INSTRUCTIONS TO FOLLOW: Search the material below for the word "PBAF". Copy every line that has it.

• • • • •

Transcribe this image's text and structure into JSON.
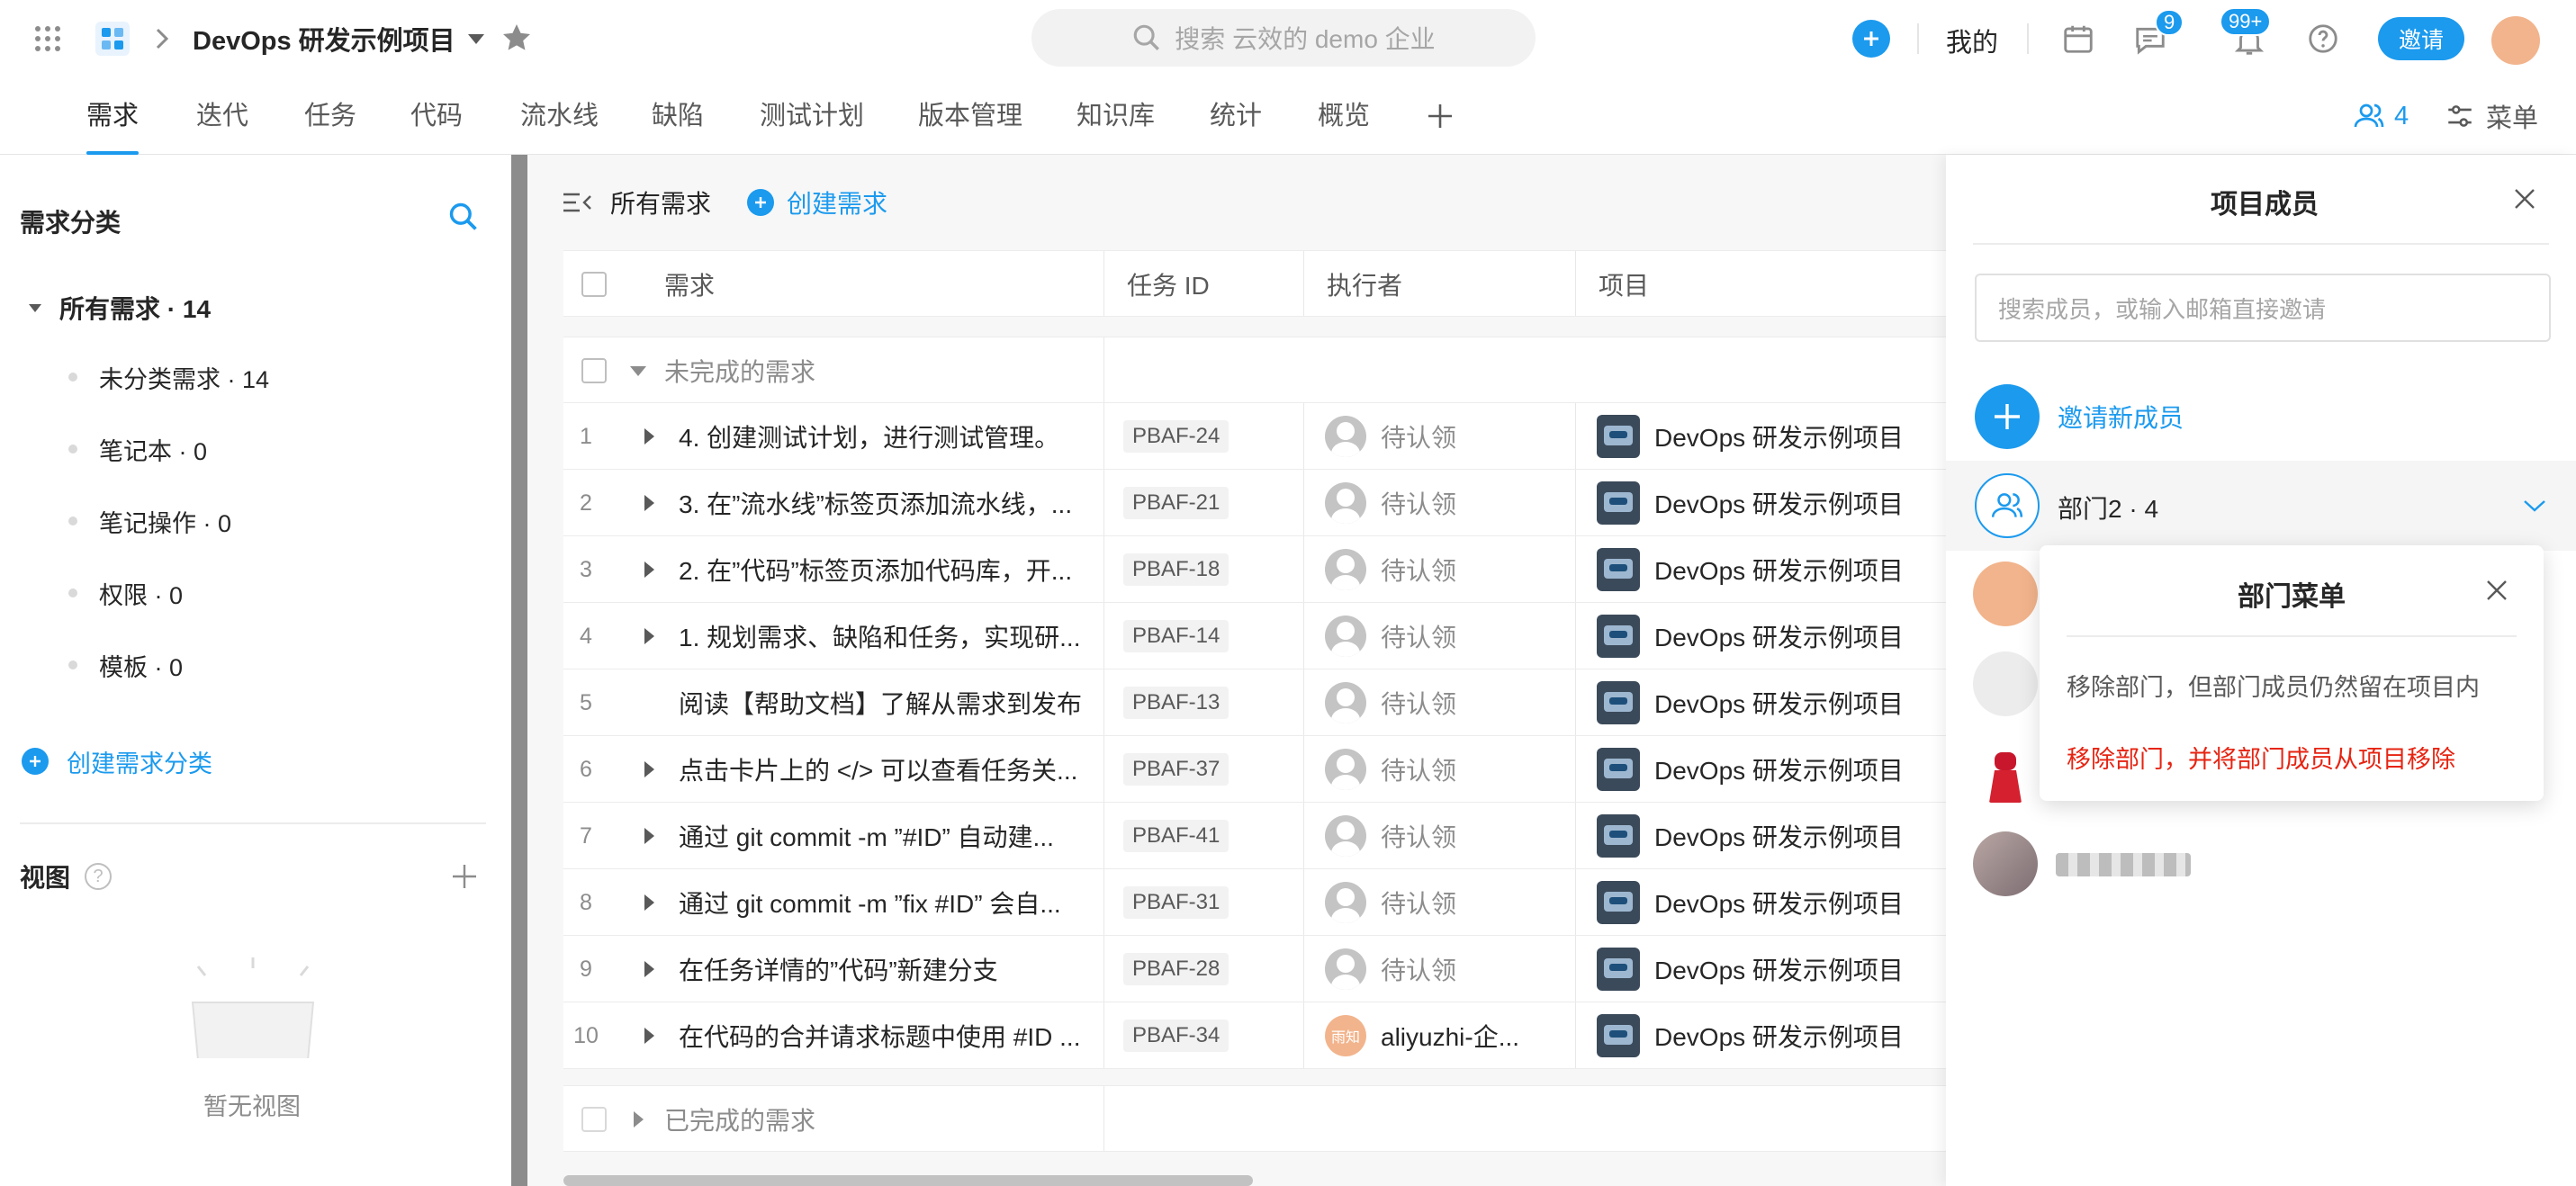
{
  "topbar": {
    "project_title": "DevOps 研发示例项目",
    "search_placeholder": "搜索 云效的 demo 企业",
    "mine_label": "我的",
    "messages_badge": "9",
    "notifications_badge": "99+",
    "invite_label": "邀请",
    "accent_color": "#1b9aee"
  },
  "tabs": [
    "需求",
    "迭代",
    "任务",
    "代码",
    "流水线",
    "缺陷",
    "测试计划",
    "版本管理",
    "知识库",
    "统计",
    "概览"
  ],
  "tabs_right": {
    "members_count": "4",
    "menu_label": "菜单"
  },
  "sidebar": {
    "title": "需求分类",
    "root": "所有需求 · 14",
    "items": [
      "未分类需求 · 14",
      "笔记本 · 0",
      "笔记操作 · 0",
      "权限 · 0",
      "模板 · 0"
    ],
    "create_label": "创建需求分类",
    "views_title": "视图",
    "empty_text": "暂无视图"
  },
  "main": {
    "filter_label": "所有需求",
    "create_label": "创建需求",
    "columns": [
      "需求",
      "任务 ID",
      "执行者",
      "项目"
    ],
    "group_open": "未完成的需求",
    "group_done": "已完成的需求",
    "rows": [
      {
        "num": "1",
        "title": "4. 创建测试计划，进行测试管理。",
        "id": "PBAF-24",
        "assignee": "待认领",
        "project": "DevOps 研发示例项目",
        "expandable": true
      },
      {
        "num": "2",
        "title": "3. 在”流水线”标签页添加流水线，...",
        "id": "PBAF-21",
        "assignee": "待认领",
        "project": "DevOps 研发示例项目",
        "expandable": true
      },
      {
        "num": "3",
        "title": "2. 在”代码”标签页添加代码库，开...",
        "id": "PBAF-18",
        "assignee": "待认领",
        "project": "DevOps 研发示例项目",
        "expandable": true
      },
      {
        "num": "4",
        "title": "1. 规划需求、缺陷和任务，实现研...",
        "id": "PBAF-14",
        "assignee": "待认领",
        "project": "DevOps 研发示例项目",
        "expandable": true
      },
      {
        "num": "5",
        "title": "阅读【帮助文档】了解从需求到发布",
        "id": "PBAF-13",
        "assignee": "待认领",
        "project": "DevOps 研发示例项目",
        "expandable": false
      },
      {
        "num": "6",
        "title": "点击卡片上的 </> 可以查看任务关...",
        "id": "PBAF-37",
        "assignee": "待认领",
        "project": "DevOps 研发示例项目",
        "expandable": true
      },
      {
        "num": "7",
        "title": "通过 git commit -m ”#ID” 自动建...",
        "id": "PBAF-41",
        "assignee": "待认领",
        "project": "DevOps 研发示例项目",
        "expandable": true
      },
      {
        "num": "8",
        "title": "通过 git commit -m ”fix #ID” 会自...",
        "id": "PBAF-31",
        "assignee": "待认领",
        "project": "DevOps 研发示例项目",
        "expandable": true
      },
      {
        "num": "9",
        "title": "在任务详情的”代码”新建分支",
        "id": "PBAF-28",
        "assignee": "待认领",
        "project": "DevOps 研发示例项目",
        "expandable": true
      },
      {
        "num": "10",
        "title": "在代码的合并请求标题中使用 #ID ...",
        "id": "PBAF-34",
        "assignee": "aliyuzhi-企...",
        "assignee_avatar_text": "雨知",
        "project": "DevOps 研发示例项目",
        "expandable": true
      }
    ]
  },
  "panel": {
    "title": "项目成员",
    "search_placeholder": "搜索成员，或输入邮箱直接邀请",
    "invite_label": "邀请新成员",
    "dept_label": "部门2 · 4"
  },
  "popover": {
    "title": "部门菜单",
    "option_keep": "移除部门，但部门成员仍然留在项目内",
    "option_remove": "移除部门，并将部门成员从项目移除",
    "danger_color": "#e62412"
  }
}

• • • • •

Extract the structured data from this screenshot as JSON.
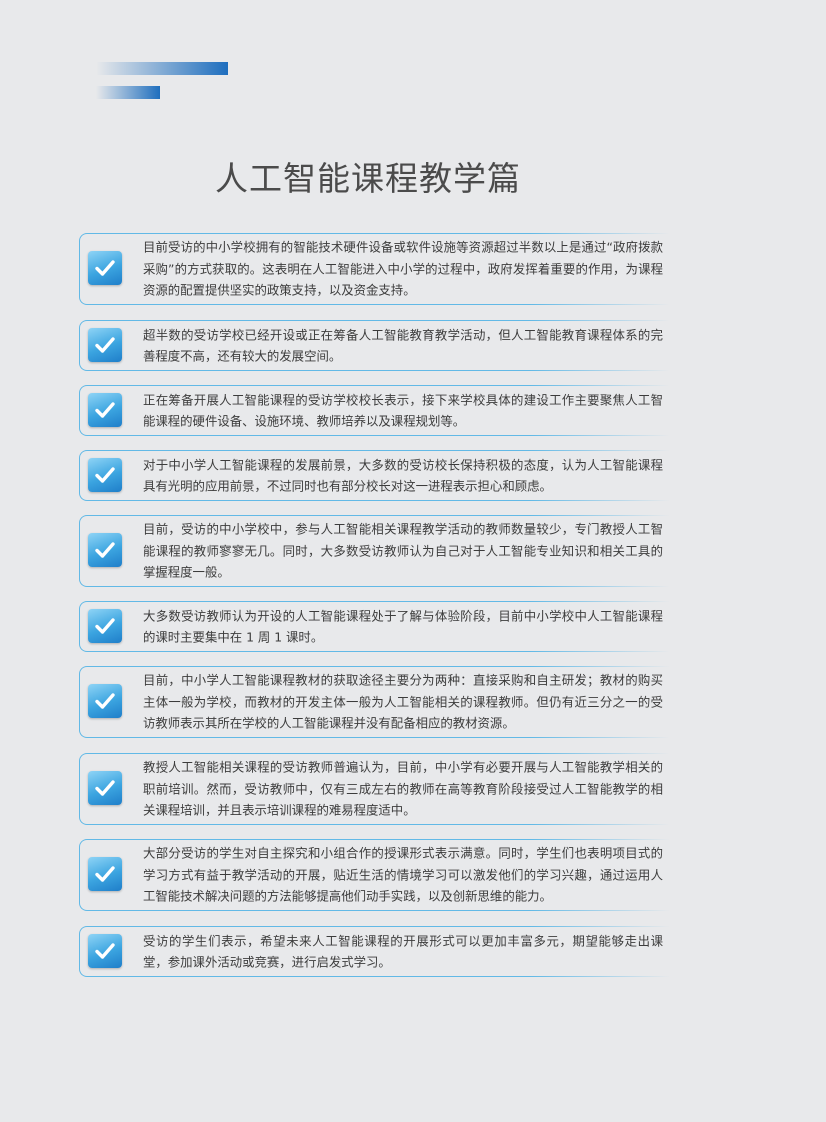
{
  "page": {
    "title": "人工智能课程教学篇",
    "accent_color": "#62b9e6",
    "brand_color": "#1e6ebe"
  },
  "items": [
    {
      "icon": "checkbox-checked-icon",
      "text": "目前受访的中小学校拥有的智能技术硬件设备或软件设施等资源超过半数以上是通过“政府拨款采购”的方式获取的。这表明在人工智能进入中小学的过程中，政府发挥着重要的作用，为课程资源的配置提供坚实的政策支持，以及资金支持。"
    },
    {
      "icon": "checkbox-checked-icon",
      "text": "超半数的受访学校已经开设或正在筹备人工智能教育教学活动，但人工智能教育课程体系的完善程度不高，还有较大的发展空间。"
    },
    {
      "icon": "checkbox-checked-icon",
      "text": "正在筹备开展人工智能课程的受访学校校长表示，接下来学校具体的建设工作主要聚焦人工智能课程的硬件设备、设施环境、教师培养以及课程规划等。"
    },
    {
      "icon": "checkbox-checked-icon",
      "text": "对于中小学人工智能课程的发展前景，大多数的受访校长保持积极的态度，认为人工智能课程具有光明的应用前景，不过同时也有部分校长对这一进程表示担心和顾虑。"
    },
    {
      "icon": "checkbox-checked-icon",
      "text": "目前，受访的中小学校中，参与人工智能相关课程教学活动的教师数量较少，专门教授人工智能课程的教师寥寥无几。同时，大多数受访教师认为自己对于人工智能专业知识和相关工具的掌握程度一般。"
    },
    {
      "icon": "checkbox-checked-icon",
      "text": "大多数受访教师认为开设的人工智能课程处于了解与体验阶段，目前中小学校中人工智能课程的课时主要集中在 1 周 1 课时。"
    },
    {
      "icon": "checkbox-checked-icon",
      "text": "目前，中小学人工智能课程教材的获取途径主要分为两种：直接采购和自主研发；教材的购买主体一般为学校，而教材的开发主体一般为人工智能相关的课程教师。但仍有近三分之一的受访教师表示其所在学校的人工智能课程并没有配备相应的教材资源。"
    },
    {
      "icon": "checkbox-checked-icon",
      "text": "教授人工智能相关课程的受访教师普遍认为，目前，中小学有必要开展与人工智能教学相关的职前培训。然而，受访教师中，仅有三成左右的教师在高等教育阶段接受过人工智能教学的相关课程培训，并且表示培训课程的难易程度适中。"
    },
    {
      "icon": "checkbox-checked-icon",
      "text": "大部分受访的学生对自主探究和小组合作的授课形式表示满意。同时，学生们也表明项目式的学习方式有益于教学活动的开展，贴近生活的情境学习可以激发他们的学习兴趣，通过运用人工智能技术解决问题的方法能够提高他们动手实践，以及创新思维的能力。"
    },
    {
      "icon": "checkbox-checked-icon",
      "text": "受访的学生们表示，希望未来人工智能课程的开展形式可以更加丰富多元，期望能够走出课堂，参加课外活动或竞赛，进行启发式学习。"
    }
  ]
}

• • • • •

FINISHED TASK:
        "id": "PBAF-24",
        "id": "PBAF-21",
        "id": "PBAF-18",
        "id": "PBAF-14",
        "id": "PBAF-13",
        "id": "PBAF-37",
        "id": "PBAF-41",
        "id": "PBAF-31",
        "id": "PBAF-28",
        "id": "PBAF-34",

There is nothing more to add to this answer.